При подходе к Пересыпи я нарочно растянула «коробочку» - маршрут при заходе на посадку - и почти на бреющем пролетела над Ахтанизовской.
- Помигай бортовыми огнями! Быстрей! - попросила Катя.
Я исполнила ее желание.
- На месте, - вырвался у Рябовой вздох облегчения.
- Ты что, как сова, в темноте стала видеть?
Катя рассмеялась.
- Посмотри влево, сама увидишь.
Я поглядела за борт. На земле кто-то мигал карманным фонариком.
- Это Гриша. Мы заранее условились и так вот иногда «встречаемся».
- А как же насчет единственной и неизменной любви к бомбежке? Доложить, что ли, Евдокии Яковлевне?
- Посмей только!
- Ну и что же, всю войну так и будете перемигиваться? Или иногда встречаетесь?
- Какие сейчас встречи? Переписываемся через полевую почту. Расстояние пять километров, а письма неделями ждешь. Возмутительно!
- А ты их сбрасывай на поле. Пусть с фонариком ходит и ищет.
- Да ну тебя! - рассердилась Катя. - У тебя все шуточки. Напрасно только я свой секрет выдала. Еще проболтаешься, а тогда девушки прохода не дадут.
- Успокойся, никто не узнает. А тебя я буду регулярно доставлять к милому, пока не проболтаешься сама. Только, если Бершанская узнает о наших ночных вояжах, чур, тебе одной выговор получать. [154]
Так пришла к Кате Рябовой большая, настоящая любовь. Катюша заслужила ее, и я радовалась за подругу. Но иногда почему-то на меня находила грусть. Не от зависти, нет! Это была хорошая, легкая грусть, навеянная хотя и чужим, но близким мне счастьем, грусть, полная девичьих надежд и ожиданий того, что и твое счастье бродит где-то, может быть, совсем рядом.

◆ **Исходные данные**:
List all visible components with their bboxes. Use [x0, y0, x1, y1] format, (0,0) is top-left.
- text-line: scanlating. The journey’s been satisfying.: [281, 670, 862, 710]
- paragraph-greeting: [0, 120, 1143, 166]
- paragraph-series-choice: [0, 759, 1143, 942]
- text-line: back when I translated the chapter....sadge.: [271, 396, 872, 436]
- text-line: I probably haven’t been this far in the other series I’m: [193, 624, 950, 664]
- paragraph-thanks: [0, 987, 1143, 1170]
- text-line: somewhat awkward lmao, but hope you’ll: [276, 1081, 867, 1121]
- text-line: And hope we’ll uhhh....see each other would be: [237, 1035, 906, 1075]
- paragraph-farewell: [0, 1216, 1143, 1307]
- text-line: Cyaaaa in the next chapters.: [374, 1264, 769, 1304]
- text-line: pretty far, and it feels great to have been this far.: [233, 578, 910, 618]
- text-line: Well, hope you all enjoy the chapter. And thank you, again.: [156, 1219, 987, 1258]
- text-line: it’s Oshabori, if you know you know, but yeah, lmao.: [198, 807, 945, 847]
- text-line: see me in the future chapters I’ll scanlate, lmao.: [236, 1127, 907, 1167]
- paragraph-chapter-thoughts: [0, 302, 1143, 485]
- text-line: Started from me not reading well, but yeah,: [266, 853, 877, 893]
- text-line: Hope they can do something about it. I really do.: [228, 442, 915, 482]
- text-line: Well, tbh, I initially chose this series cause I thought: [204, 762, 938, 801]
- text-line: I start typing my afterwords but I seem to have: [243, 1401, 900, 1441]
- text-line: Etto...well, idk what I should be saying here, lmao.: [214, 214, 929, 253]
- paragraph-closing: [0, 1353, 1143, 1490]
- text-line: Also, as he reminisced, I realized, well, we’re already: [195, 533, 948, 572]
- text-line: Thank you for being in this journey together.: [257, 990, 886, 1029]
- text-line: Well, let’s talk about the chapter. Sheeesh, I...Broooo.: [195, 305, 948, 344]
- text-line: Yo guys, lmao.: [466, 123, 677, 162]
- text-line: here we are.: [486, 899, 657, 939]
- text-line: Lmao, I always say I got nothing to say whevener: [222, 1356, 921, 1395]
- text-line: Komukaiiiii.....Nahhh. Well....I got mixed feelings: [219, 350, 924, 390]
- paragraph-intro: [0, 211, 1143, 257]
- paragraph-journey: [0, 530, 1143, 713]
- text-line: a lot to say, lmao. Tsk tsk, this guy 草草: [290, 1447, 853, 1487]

◆ **Задания к работе**:
#1 Почему, согласно отрывку о полёте над Ахтанизовской, Катя пожалела, что выдала свой секрет? Ответьте одним-тремя предложениями.
#2 Продолжите отрывок о полёте над Ахтанизовской с того места, где он заканчивается.

◆ **Ответы к заданиям**:
#1 Катя боялась, что подруга проболтается. Тогда девушки не дадут ей прохода.

#2
Экипажи продолжали летать в сложных метеорологических условиях. Это был период максимального напряжения всех наших моральных и физических сил. В эти дни погибли наши подруги Тася Володина и Аня Бондарева. Многие машины получили повреждения. Но задания выполнялись до конца.
В одну из ночей в район Керчи вслед за нашим с Рябовой экипажем вылетела Паша Прасолова со штурманом Клавой Старцевой. Условия выполнения заданий были тяжелые. Мы с Катей очень беспокоились за своих молодых однополчанок. Все экипажи в ту ночь вернулись на свой аэродром. Не было только машины Прасоловой и Старцевой.
Как выяснилось позже, осколок снаряда попал в мотор их самолета. Применив все свое мастерство, Паша и Клава произвели вынужденную посадку на нейтральной полосе. Когда к самолету прибежали наши бойцы, они нашли обеих девушек в очень тяжелом состоянии: у Паши при медицинском осмотре было обнаружено семь переломов, у Клавы два. Санитарный самолет доставил их утром в Краснодар. В госпитале началась борьба за жизнь наших подруг.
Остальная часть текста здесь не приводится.